(Figure contents as structured data)
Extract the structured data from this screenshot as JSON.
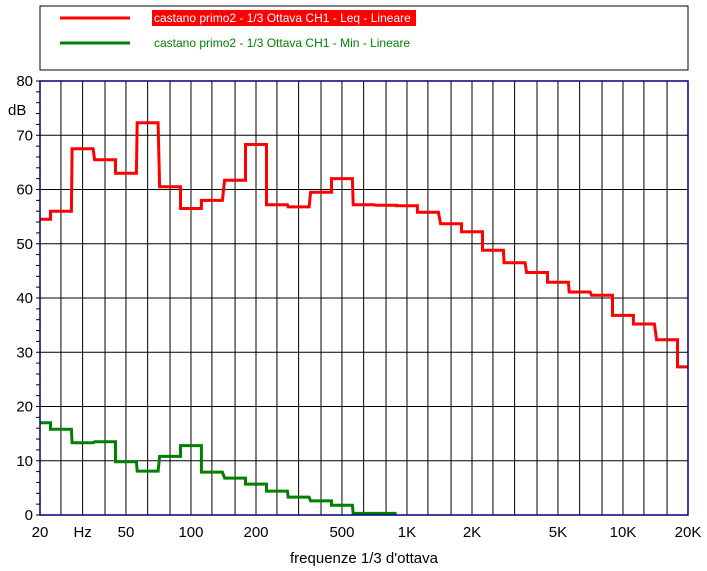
{
  "chart_data": {
    "type": "line",
    "step": true,
    "title": "",
    "xlabel": "frequenze 1/3 d'ottava",
    "ylabel": "dB",
    "xscale": "log",
    "xlim": [
      20,
      20000
    ],
    "ylim": [
      0,
      80
    ],
    "grid": true,
    "legend_position": "top",
    "x_tick_labels": [
      {
        "value": 20,
        "label": "20"
      },
      {
        "value": 31.5,
        "label": "Hz"
      },
      {
        "value": 50,
        "label": "50"
      },
      {
        "value": 100,
        "label": "100"
      },
      {
        "value": 200,
        "label": "200"
      },
      {
        "value": 500,
        "label": "500"
      },
      {
        "value": 1000,
        "label": "1K"
      },
      {
        "value": 2000,
        "label": "2K"
      },
      {
        "value": 5000,
        "label": "5K"
      },
      {
        "value": 10000,
        "label": "10K"
      },
      {
        "value": 20000,
        "label": "20K"
      }
    ],
    "y_ticks": [
      0,
      10,
      20,
      30,
      40,
      50,
      60,
      70,
      80
    ],
    "x": [
      20,
      25,
      31.5,
      40,
      50,
      63,
      80,
      100,
      125,
      160,
      200,
      250,
      315,
      400,
      500,
      630,
      800,
      1000,
      1250,
      1600,
      2000,
      2500,
      3150,
      4000,
      5000,
      6300,
      8000,
      10000,
      12500,
      16000,
      20000
    ],
    "series": [
      {
        "name": "castano primo2 - 1/3 Ottava CH1 - Leq - Lineare",
        "color": "#ff0000",
        "highlighted": true,
        "values": [
          54.5,
          56,
          67.5,
          65.5,
          63,
          72.3,
          60.5,
          56.5,
          58,
          61.7,
          68.3,
          57.2,
          56.8,
          59.5,
          62,
          57.2,
          57.1,
          57.0,
          55.8,
          53.7,
          52.2,
          48.8,
          46.5,
          44.7,
          42.9,
          41.1,
          40.5,
          36.8,
          35.2,
          32.3,
          27.3
        ]
      },
      {
        "name": "castano primo2 - 1/3 Ottava CH1 - Min - Lineare",
        "color": "#008000",
        "highlighted": false,
        "values": [
          17,
          15.8,
          13.3,
          13.5,
          9.8,
          8.1,
          10.8,
          12.8,
          7.9,
          6.8,
          5.7,
          4.4,
          3.3,
          2.6,
          1.8,
          0.3,
          0.3,
          null,
          null,
          null,
          null,
          null,
          null,
          null,
          null,
          null,
          null,
          null,
          null,
          null,
          null
        ]
      }
    ]
  }
}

Work to complete ->
Quote the records in their entirety, keeping the wording exact and excluding pictures.

Response ->
Extract the structured data from this screenshot as JSON.
{
  "chart_data": {
    "type": "line",
    "step": true,
    "title": "",
    "xlabel": "frequenze 1/3 d'ottava",
    "ylabel": "dB",
    "xscale": "log",
    "xlim": [
      20,
      20000
    ],
    "ylim": [
      0,
      80
    ],
    "grid": true,
    "legend_position": "top",
    "x_tick_labels": [
      {
        "value": 20,
        "label": "20"
      },
      {
        "value": 31.5,
        "label": "Hz"
      },
      {
        "value": 50,
        "label": "50"
      },
      {
        "value": 100,
        "label": "100"
      },
      {
        "value": 200,
        "label": "200"
      },
      {
        "value": 500,
        "label": "500"
      },
      {
        "value": 1000,
        "label": "1K"
      },
      {
        "value": 2000,
        "label": "2K"
      },
      {
        "value": 5000,
        "label": "5K"
      },
      {
        "value": 10000,
        "label": "10K"
      },
      {
        "value": 20000,
        "label": "20K"
      }
    ],
    "y_ticks": [
      0,
      10,
      20,
      30,
      40,
      50,
      60,
      70,
      80
    ],
    "x": [
      20,
      25,
      31.5,
      40,
      50,
      63,
      80,
      100,
      125,
      160,
      200,
      250,
      315,
      400,
      500,
      630,
      800,
      1000,
      1250,
      1600,
      2000,
      2500,
      3150,
      4000,
      5000,
      6300,
      8000,
      10000,
      12500,
      16000,
      20000
    ],
    "series": [
      {
        "name": "castano primo2 - 1/3 Ottava CH1 - Leq - Lineare",
        "color": "#ff0000",
        "highlighted": true,
        "values": [
          54.5,
          56,
          67.5,
          65.5,
          63,
          72.3,
          60.5,
          56.5,
          58,
          61.7,
          68.3,
          57.2,
          56.8,
          59.5,
          62,
          57.2,
          57.1,
          57.0,
          55.8,
          53.7,
          52.2,
          48.8,
          46.5,
          44.7,
          42.9,
          41.1,
          40.5,
          36.8,
          35.2,
          32.3,
          27.3
        ]
      },
      {
        "name": "castano primo2 - 1/3 Ottava CH1 - Min - Lineare",
        "color": "#008000",
        "highlighted": false,
        "values": [
          17,
          15.8,
          13.3,
          13.5,
          9.8,
          8.1,
          10.8,
          12.8,
          7.9,
          6.8,
          5.7,
          4.4,
          3.3,
          2.6,
          1.8,
          0.3,
          0.3,
          null,
          null,
          null,
          null,
          null,
          null,
          null,
          null,
          null,
          null,
          null,
          null,
          null,
          null
        ]
      }
    ]
  }
}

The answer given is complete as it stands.